#### [Entries shown]
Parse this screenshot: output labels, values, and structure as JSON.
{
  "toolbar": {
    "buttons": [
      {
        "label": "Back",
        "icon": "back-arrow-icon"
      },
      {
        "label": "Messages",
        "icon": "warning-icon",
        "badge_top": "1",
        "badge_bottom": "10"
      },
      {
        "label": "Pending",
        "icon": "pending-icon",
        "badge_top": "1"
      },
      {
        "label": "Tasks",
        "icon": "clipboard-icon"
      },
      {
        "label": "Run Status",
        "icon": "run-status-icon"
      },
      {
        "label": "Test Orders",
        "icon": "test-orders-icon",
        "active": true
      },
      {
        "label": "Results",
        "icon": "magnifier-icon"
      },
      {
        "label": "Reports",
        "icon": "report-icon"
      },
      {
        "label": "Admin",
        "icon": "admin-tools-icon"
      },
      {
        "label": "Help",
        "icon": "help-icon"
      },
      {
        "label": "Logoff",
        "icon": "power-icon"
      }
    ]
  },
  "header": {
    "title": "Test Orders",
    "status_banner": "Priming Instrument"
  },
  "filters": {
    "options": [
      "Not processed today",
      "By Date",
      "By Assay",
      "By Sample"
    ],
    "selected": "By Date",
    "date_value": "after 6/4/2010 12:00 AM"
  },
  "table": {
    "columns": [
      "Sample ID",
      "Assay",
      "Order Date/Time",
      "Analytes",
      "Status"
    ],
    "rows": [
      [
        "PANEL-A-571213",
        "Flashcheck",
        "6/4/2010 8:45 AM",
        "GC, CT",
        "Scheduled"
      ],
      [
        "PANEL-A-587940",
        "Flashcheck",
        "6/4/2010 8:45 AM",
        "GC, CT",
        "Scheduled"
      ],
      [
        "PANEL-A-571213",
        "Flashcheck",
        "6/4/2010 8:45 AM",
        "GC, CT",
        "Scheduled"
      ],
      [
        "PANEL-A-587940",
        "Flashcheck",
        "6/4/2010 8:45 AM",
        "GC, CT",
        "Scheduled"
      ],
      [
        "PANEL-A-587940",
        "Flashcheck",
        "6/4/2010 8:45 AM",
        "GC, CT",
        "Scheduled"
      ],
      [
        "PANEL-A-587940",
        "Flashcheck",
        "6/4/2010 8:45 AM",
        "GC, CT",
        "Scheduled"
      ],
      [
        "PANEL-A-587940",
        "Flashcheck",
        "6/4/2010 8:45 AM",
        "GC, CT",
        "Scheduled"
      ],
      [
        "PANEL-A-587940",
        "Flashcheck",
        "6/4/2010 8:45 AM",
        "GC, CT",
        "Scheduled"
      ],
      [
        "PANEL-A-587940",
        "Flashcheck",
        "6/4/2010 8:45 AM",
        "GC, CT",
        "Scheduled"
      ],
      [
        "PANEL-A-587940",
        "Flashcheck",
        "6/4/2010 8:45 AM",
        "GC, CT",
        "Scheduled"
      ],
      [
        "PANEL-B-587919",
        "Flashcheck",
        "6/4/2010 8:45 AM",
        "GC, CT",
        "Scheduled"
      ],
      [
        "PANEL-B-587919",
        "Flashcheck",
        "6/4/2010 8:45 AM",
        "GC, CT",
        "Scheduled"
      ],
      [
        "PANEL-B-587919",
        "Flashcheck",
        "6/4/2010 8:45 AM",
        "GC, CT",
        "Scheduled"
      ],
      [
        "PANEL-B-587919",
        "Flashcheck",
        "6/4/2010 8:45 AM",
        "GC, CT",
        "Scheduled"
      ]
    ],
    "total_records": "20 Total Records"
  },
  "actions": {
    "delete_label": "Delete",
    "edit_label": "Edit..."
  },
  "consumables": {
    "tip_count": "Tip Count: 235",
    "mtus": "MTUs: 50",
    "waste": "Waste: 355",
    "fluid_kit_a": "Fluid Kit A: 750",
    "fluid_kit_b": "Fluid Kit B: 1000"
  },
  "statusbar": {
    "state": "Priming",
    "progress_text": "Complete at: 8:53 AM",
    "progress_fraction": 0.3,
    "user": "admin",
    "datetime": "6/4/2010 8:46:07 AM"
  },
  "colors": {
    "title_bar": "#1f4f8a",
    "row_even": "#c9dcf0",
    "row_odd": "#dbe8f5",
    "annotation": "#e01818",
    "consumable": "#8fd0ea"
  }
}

#### [Your objective]
Line by line, output the listing above without alteration.

#### [Output]
Parse this screenshot: output labels, values, and structure as JSON.
{
  "toolbar": {
    "buttons": [
      {
        "label": "Back",
        "icon": "back-arrow-icon"
      },
      {
        "label": "Messages",
        "icon": "warning-icon",
        "badge_top": "1",
        "badge_bottom": "10"
      },
      {
        "label": "Pending",
        "icon": "pending-icon",
        "badge_top": "1"
      },
      {
        "label": "Tasks",
        "icon": "clipboard-icon"
      },
      {
        "label": "Run Status",
        "icon": "run-status-icon"
      },
      {
        "label": "Test Orders",
        "icon": "test-orders-icon",
        "active": true
      },
      {
        "label": "Results",
        "icon": "magnifier-icon"
      },
      {
        "label": "Reports",
        "icon": "report-icon"
      },
      {
        "label": "Admin",
        "icon": "admin-tools-icon"
      },
      {
        "label": "Help",
        "icon": "help-icon"
      },
      {
        "label": "Logoff",
        "icon": "power-icon"
      }
    ]
  },
  "header": {
    "title": "Test Orders",
    "status_banner": "Priming Instrument"
  },
  "filters": {
    "options": [
      "Not processed today",
      "By Date",
      "By Assay",
      "By Sample"
    ],
    "selected": "By Date",
    "date_value": "after 6/4/2010 12:00 AM"
  },
  "table": {
    "columns": [
      "Sample ID",
      "Assay",
      "Order Date/Time",
      "Analytes",
      "Status"
    ],
    "rows": [
      [
        "PANEL-A-571213",
        "Flashcheck",
        "6/4/2010 8:45 AM",
        "GC, CT",
        "Scheduled"
      ],
      [
        "PANEL-A-587940",
        "Flashcheck",
        "6/4/2010 8:45 AM",
        "GC, CT",
        "Scheduled"
      ],
      [
        "PANEL-A-571213",
        "Flashcheck",
        "6/4/2010 8:45 AM",
        "GC, CT",
        "Scheduled"
      ],
      [
        "PANEL-A-587940",
        "Flashcheck",
        "6/4/2010 8:45 AM",
        "GC, CT",
        "Scheduled"
      ],
      [
        "PANEL-A-587940",
        "Flashcheck",
        "6/4/2010 8:45 AM",
        "GC, CT",
        "Scheduled"
      ],
      [
        "PANEL-A-587940",
        "Flashcheck",
        "6/4/2010 8:45 AM",
        "GC, CT",
        "Scheduled"
      ],
      [
        "PANEL-A-587940",
        "Flashcheck",
        "6/4/2010 8:45 AM",
        "GC, CT",
        "Scheduled"
      ],
      [
        "PANEL-A-587940",
        "Flashcheck",
        "6/4/2010 8:45 AM",
        "GC, CT",
        "Scheduled"
      ],
      [
        "PANEL-A-587940",
        "Flashcheck",
        "6/4/2010 8:45 AM",
        "GC, CT",
        "Scheduled"
      ],
      [
        "PANEL-A-587940",
        "Flashcheck",
        "6/4/2010 8:45 AM",
        "GC, CT",
        "Scheduled"
      ],
      [
        "PANEL-B-587919",
        "Flashcheck",
        "6/4/2010 8:45 AM",
        "GC, CT",
        "Scheduled"
      ],
      [
        "PANEL-B-587919",
        "Flashcheck",
        "6/4/2010 8:45 AM",
        "GC, CT",
        "Scheduled"
      ],
      [
        "PANEL-B-587919",
        "Flashcheck",
        "6/4/2010 8:45 AM",
        "GC, CT",
        "Scheduled"
      ],
      [
        "PANEL-B-587919",
        "Flashcheck",
        "6/4/2010 8:45 AM",
        "GC, CT",
        "Scheduled"
      ]
    ],
    "total_records": "20 Total Records"
  },
  "actions": {
    "delete_label": "Delete",
    "edit_label": "Edit..."
  },
  "consumables": {
    "tip_count": "Tip Count: 235",
    "mtus": "MTUs: 50",
    "waste": "Waste: 355",
    "fluid_kit_a": "Fluid Kit A: 750",
    "fluid_kit_b": "Fluid Kit B: 1000"
  },
  "statusbar": {
    "state": "Priming",
    "progress_text": "Complete at: 8:53 AM",
    "progress_fraction": 0.3,
    "user": "admin",
    "datetime": "6/4/2010 8:46:07 AM"
  },
  "colors": {
    "title_bar": "#1f4f8a",
    "row_even": "#c9dcf0",
    "row_odd": "#dbe8f5",
    "annotation": "#e01818",
    "consumable": "#8fd0ea"
  }
}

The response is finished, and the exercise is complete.